__Objective__:
Every entry must be duplicated precisely as written.

__Task data__:
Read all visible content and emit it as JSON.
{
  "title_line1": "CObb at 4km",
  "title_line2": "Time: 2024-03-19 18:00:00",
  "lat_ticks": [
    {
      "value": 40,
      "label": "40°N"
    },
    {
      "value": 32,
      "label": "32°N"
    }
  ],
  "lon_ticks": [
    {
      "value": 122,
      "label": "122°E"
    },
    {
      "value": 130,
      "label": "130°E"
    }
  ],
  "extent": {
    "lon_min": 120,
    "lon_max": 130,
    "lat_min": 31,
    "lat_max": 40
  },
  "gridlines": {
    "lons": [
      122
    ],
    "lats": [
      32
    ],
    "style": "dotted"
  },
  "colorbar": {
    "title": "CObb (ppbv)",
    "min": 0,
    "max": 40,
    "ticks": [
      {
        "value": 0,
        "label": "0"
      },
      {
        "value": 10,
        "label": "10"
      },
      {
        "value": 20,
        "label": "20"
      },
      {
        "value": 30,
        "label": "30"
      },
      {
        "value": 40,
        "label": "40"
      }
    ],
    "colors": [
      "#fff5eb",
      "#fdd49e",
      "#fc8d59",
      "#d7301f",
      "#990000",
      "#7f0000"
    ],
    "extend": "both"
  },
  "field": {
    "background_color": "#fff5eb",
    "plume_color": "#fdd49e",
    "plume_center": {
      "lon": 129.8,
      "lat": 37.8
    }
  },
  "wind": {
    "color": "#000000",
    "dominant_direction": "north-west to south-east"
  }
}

__Written answer__:
Read all visible content and emit it as JSON.
{
  "title_line1": "CObb at 4km",
  "title_line2": "Time: 2024-03-19 18:00:00",
  "lat_ticks": [
    {
      "value": 40,
      "label": "40°N"
    },
    {
      "value": 32,
      "label": "32°N"
    }
  ],
  "lon_ticks": [
    {
      "value": 122,
      "label": "122°E"
    },
    {
      "value": 130,
      "label": "130°E"
    }
  ],
  "extent": {
    "lon_min": 120,
    "lon_max": 130,
    "lat_min": 31,
    "lat_max": 40
  },
  "gridlines": {
    "lons": [
      122
    ],
    "lats": [
      32
    ],
    "style": "dotted"
  },
  "colorbar": {
    "title": "CObb (ppbv)",
    "min": 0,
    "max": 40,
    "ticks": [
      {
        "value": 0,
        "label": "0"
      },
      {
        "value": 10,
        "label": "10"
      },
      {
        "value": 20,
        "label": "20"
      },
      {
        "value": 30,
        "label": "30"
      },
      {
        "value": 40,
        "label": "40"
      }
    ],
    "colors": [
      "#fff5eb",
      "#fdd49e",
      "#fc8d59",
      "#d7301f",
      "#990000",
      "#7f0000"
    ],
    "extend": "both"
  },
  "field": {
    "background_color": "#fff5eb",
    "plume_color": "#fdd49e",
    "plume_center": {
      "lon": 129.8,
      "lat": 37.8
    }
  },
  "wind": {
    "color": "#000000",
    "dominant_direction": "north-west to south-east"
  }
}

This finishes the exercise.